_Given instruction:_ Copy out all the lines where "Chatbot" shows up.

Data items:
++++++++++++++++++++

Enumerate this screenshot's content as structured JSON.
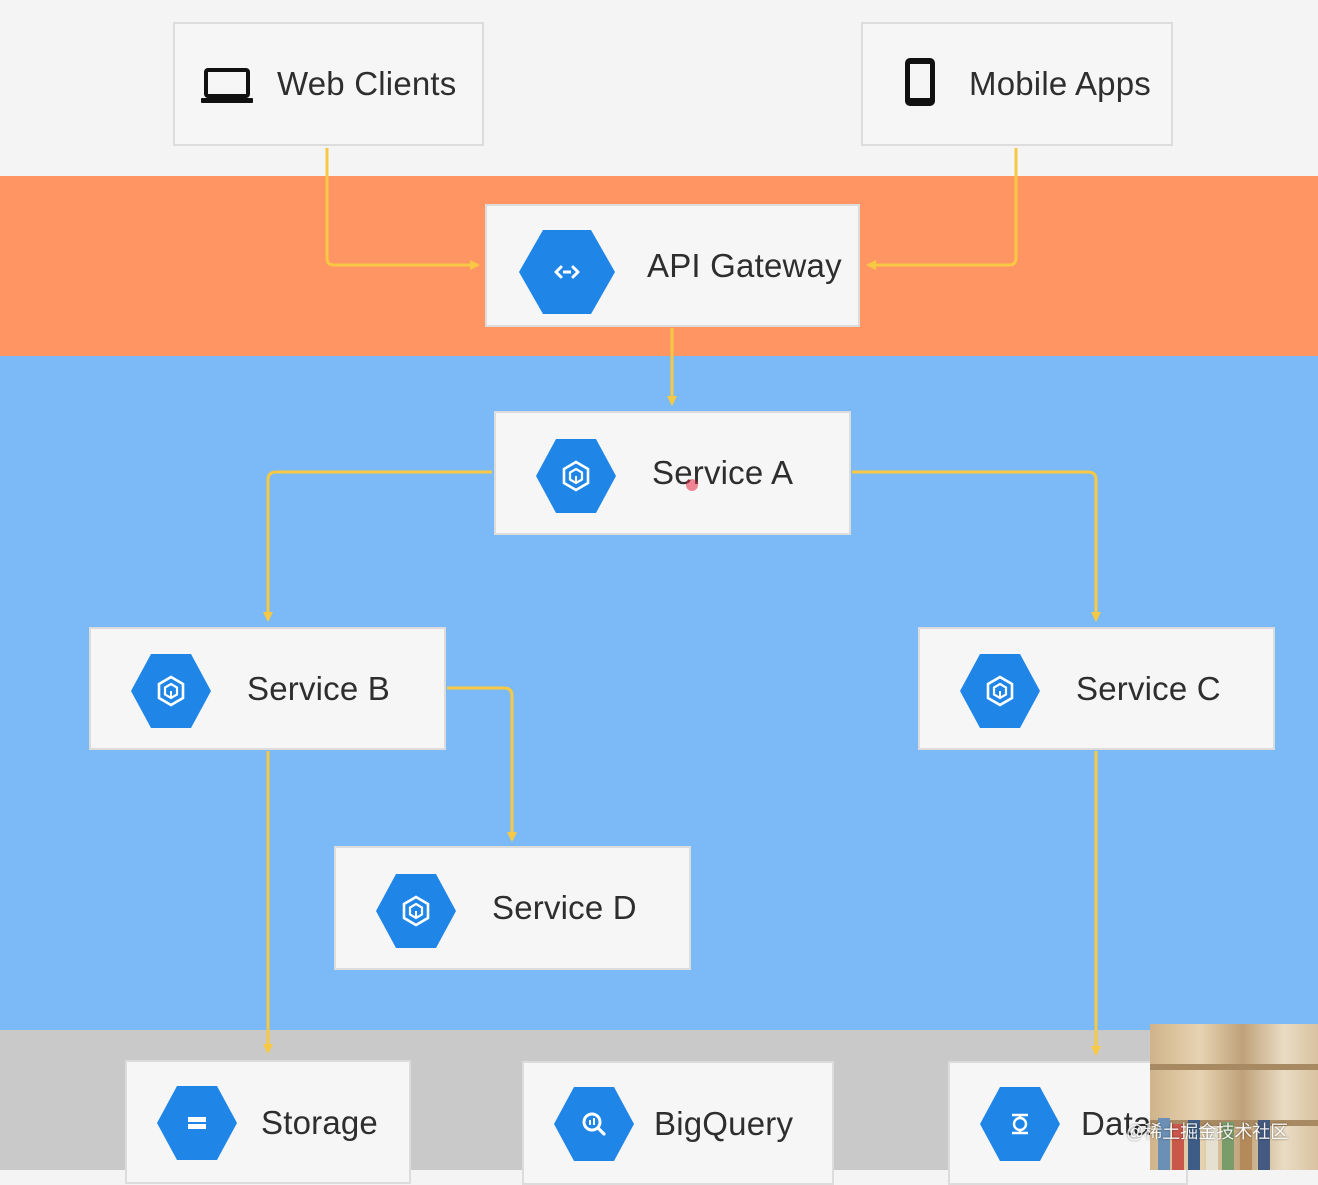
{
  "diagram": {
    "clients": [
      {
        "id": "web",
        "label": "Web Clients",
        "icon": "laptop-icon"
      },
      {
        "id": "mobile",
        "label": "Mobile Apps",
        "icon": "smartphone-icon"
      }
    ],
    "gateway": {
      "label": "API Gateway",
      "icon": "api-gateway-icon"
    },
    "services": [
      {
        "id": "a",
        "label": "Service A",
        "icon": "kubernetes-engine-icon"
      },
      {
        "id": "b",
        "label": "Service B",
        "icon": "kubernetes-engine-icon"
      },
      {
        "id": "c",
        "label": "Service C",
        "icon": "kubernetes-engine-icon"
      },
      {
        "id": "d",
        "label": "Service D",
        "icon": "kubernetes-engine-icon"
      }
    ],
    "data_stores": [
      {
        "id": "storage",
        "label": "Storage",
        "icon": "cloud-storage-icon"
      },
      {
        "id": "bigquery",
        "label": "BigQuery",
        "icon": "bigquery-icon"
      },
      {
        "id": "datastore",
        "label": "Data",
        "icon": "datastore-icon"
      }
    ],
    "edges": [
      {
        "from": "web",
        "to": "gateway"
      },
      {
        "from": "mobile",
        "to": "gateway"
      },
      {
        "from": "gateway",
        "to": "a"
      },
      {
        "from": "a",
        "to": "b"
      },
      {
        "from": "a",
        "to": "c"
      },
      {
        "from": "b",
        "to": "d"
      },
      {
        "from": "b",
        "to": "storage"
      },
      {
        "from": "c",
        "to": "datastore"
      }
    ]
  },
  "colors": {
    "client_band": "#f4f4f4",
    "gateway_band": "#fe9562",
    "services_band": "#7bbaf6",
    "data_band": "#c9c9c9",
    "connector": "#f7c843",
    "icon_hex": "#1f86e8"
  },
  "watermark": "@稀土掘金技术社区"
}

++++++++++++++++++++

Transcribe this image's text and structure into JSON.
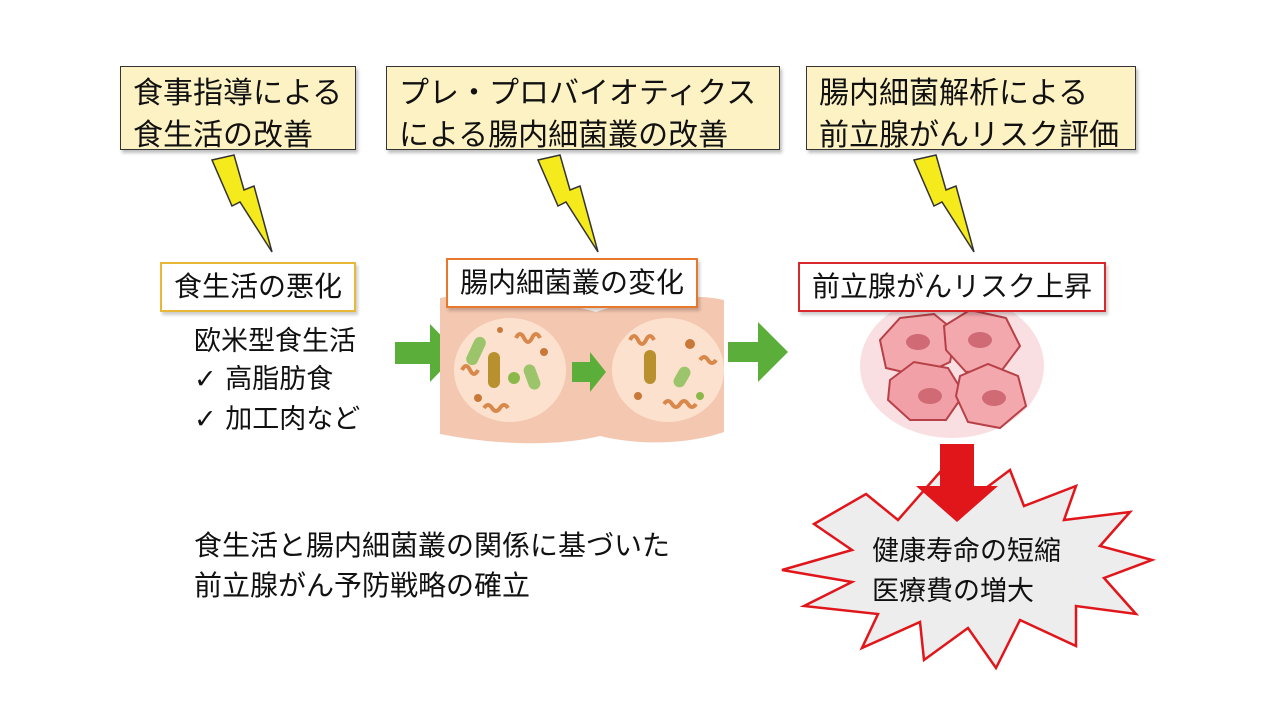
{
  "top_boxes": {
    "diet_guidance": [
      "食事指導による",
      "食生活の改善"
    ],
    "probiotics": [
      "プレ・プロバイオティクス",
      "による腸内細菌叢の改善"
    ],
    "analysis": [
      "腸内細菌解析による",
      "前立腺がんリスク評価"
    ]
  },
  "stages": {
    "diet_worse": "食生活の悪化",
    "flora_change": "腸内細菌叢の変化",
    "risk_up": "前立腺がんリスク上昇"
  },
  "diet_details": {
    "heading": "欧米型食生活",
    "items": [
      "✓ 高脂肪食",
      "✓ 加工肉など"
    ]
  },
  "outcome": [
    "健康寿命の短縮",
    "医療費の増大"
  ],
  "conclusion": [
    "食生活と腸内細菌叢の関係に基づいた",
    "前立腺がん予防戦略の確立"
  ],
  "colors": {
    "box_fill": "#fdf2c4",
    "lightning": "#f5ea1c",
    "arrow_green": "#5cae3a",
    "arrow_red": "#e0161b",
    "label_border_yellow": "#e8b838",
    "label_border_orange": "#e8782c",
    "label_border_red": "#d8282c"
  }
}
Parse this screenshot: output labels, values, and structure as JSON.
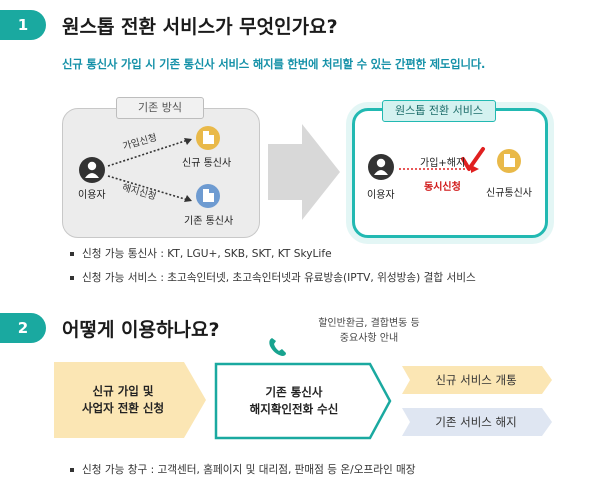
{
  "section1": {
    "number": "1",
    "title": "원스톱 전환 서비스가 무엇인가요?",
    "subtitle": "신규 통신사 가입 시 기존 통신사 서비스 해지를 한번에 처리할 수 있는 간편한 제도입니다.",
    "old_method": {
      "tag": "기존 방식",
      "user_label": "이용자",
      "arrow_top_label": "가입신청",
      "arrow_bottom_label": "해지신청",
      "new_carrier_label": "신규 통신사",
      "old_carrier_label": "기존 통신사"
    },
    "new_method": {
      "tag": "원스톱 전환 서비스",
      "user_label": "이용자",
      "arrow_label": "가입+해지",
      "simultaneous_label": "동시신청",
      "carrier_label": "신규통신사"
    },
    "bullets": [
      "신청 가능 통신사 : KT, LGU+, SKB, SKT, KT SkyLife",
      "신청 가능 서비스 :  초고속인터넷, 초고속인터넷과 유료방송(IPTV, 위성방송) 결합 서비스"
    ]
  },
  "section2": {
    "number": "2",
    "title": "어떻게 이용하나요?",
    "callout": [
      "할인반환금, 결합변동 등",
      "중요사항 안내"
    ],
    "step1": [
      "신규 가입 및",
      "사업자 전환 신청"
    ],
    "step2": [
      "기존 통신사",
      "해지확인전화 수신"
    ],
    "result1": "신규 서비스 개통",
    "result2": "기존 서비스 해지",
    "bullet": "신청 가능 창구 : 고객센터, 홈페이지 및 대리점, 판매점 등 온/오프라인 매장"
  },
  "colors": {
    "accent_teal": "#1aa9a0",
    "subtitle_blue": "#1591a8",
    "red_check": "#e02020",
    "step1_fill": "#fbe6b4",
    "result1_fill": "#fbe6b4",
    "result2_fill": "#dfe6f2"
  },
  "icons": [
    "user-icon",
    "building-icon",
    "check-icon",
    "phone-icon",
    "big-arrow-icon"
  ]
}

++++++++++++++++++++

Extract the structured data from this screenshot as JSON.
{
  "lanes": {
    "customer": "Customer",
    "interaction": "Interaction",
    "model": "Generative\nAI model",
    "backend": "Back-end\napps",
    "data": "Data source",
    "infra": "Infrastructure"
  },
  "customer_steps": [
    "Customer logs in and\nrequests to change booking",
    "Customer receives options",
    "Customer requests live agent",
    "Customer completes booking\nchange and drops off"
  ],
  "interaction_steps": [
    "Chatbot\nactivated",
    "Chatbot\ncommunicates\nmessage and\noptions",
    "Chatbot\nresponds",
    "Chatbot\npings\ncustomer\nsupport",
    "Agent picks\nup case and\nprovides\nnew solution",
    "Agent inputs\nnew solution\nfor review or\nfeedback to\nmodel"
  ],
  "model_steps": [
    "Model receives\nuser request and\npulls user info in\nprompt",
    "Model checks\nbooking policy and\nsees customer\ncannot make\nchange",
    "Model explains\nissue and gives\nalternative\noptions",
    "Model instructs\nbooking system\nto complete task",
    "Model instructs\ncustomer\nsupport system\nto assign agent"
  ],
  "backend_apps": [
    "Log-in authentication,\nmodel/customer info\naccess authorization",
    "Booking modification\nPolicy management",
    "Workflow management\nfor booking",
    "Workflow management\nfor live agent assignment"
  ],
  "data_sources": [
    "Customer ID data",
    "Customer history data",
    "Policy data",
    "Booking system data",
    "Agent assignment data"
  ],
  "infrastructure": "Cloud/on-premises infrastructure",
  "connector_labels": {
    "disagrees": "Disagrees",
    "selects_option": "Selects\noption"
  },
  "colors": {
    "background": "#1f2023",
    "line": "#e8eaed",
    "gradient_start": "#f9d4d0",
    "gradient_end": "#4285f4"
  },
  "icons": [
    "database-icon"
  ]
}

++++++++++++++++++++

_Completed exercise:_
    "Chatbot\nactivated",
    "Chatbot\ncommunicates\nmessage and\noptions",
    "Chatbot\nresponds",
    "Chatbot\npings\ncustomer\nsupport",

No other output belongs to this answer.